| Aim |
Take every line from the listing below that contains "index".

>>>>

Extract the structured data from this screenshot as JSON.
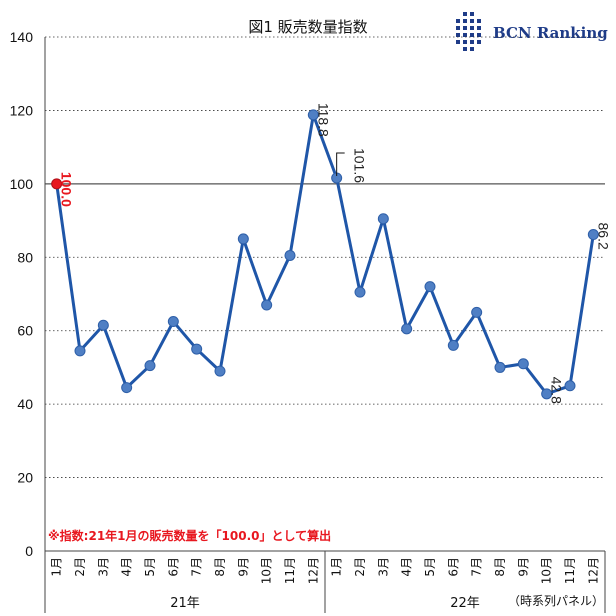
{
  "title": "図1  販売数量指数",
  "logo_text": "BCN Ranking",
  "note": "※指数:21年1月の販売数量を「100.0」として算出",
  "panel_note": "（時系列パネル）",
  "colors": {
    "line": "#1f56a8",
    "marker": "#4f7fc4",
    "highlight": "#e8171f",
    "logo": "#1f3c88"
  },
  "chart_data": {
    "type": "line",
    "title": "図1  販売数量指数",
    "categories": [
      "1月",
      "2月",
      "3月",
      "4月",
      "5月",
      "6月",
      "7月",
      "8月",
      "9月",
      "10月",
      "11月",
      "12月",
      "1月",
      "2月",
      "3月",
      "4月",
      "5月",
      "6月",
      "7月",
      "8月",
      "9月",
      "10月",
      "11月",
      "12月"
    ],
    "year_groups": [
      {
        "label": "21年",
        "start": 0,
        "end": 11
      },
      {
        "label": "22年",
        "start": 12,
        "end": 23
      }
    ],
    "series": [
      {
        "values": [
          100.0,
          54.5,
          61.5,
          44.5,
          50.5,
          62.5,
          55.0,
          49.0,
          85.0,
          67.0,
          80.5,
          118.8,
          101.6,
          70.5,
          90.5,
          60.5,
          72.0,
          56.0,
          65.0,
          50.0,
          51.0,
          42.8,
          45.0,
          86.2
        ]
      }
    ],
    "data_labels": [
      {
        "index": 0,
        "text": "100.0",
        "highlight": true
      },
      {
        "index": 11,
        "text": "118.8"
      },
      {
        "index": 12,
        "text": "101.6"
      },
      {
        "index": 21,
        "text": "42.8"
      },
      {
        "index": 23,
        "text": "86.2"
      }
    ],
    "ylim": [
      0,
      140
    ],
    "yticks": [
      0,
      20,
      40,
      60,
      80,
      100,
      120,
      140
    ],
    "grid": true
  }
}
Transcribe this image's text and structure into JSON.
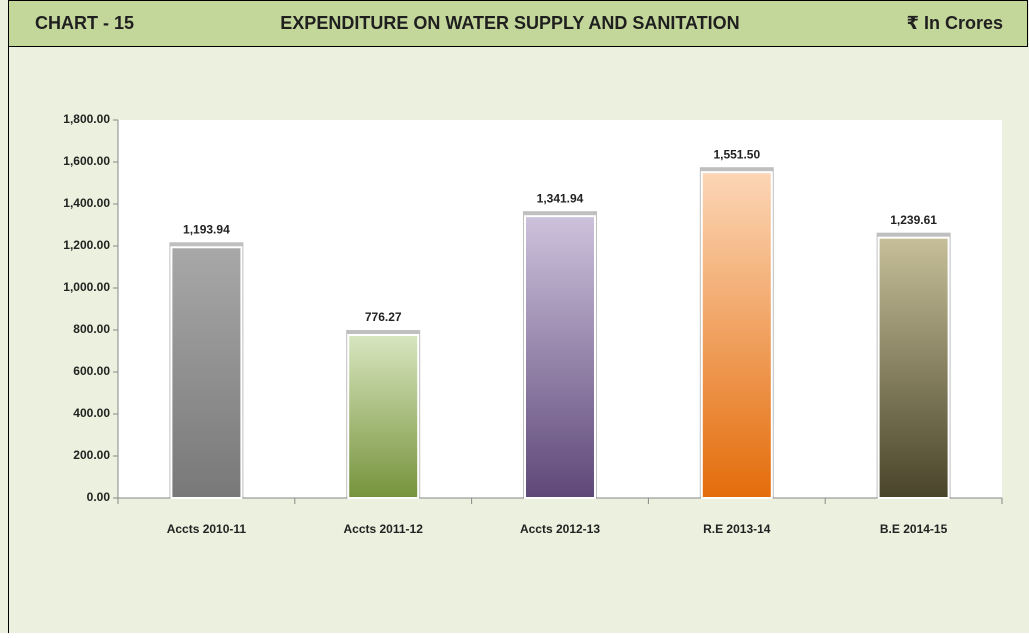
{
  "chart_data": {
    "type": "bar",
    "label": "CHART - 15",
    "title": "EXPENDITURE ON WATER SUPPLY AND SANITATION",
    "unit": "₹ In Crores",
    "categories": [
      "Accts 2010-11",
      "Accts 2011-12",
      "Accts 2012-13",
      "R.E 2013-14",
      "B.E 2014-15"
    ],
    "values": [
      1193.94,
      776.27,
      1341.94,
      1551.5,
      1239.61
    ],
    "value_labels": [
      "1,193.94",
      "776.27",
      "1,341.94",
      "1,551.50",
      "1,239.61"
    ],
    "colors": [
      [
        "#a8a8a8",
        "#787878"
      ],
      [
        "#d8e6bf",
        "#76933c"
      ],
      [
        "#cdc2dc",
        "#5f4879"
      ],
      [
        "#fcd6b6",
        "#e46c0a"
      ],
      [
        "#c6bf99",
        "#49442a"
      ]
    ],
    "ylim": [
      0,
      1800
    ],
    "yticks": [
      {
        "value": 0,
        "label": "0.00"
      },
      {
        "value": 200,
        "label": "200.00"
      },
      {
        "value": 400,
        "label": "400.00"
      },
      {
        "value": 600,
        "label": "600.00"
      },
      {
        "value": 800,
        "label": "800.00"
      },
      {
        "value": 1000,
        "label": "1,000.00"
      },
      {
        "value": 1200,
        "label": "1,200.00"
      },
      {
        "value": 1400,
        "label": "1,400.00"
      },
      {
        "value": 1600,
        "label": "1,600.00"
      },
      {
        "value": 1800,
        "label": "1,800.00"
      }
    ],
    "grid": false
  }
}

<<<<

| Solution to the exercise |
        "index": 0,
        "index": 11,
        "index": 12,
        "index": 21,
        "index": 23,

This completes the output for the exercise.